Stored data
===============
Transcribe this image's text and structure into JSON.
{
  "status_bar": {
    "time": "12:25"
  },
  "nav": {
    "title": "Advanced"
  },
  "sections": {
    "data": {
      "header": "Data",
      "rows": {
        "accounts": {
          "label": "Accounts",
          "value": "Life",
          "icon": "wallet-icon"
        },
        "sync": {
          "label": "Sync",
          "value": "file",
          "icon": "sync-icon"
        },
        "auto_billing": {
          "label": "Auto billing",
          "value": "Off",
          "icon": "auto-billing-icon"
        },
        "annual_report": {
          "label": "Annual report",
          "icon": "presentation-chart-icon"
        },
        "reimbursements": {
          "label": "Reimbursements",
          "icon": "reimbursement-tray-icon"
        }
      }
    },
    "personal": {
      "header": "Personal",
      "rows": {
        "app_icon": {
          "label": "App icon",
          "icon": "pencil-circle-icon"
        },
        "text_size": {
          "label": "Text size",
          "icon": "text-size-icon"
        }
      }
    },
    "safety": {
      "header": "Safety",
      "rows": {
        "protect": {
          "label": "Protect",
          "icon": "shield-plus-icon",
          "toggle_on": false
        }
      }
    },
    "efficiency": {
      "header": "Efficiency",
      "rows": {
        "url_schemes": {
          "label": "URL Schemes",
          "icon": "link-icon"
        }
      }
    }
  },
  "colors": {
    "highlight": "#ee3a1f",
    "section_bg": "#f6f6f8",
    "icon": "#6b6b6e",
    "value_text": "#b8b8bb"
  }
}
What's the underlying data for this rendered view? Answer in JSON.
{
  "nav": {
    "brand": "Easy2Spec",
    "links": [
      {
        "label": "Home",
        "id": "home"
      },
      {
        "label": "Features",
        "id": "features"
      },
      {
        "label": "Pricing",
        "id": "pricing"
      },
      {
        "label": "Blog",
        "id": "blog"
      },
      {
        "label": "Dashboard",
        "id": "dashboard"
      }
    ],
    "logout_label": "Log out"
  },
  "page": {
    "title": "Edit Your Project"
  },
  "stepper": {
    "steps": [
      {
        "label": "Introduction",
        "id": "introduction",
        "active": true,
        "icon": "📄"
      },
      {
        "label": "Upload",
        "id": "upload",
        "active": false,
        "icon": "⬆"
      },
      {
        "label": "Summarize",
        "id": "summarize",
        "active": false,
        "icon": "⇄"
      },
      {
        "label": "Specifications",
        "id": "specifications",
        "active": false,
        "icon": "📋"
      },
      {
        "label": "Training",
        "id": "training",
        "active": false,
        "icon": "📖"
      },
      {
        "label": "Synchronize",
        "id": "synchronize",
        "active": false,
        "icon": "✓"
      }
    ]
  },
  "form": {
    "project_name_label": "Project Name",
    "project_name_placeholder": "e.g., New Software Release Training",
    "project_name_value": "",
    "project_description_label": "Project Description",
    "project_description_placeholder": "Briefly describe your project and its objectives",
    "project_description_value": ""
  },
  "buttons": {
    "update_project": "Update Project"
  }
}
===============
Task objective
Repeat the records above in full, character for character.

Exercise answer
Transcribe this image's text and structure into JSON.
{
  "status_bar": {
    "time": "12:25"
  },
  "nav": {
    "title": "Advanced"
  },
  "sections": {
    "data": {
      "header": "Data",
      "rows": {
        "accounts": {
          "label": "Accounts",
          "value": "Life",
          "icon": "wallet-icon"
        },
        "sync": {
          "label": "Sync",
          "value": "file",
          "icon": "sync-icon"
        },
        "auto_billing": {
          "label": "Auto billing",
          "value": "Off",
          "icon": "auto-billing-icon"
        },
        "annual_report": {
          "label": "Annual report",
          "icon": "presentation-chart-icon"
        },
        "reimbursements": {
          "label": "Reimbursements",
          "icon": "reimbursement-tray-icon"
        }
      }
    },
    "personal": {
      "header": "Personal",
      "rows": {
        "app_icon": {
          "label": "App icon",
          "icon": "pencil-circle-icon"
        },
        "text_size": {
          "label": "Text size",
          "icon": "text-size-icon"
        }
      }
    },
    "safety": {
      "header": "Safety",
      "rows": {
        "protect": {
          "label": "Protect",
          "icon": "shield-plus-icon",
          "toggle_on": false
        }
      }
    },
    "efficiency": {
      "header": "Efficiency",
      "rows": {
        "url_schemes": {
          "label": "URL Schemes",
          "icon": "link-icon"
        }
      }
    }
  },
  "colors": {
    "highlight": "#ee3a1f",
    "section_bg": "#f6f6f8",
    "icon": "#6b6b6e",
    "value_text": "#b8b8bb"
  }
}
What's the underlying data for this rendered view? Answer in JSON.
{
  "nav": {
    "brand": "Easy2Spec",
    "links": [
      {
        "label": "Home",
        "id": "home"
      },
      {
        "label": "Features",
        "id": "features"
      },
      {
        "label": "Pricing",
        "id": "pricing"
      },
      {
        "label": "Blog",
        "id": "blog"
      },
      {
        "label": "Dashboard",
        "id": "dashboard"
      }
    ],
    "logout_label": "Log out"
  },
  "page": {
    "title": "Edit Your Project"
  },
  "stepper": {
    "steps": [
      {
        "label": "Introduction",
        "id": "introduction",
        "active": true,
        "icon": "📄"
      },
      {
        "label": "Upload",
        "id": "upload",
        "active": false,
        "icon": "⬆"
      },
      {
        "label": "Summarize",
        "id": "summarize",
        "active": false,
        "icon": "⇄"
      },
      {
        "label": "Specifications",
        "id": "specifications",
        "active": false,
        "icon": "📋"
      },
      {
        "label": "Training",
        "id": "training",
        "active": false,
        "icon": "📖"
      },
      {
        "label": "Synchronize",
        "id": "synchronize",
        "active": false,
        "icon": "✓"
      }
    ]
  },
  "form": {
    "project_name_label": "Project Name",
    "project_name_placeholder": "e.g., New Software Release Training",
    "project_name_value": "",
    "project_description_label": "Project Description",
    "project_description_placeholder": "Briefly describe your project and its objectives",
    "project_description_value": ""
  },
  "buttons": {
    "update_project": "Update Project"
  }
}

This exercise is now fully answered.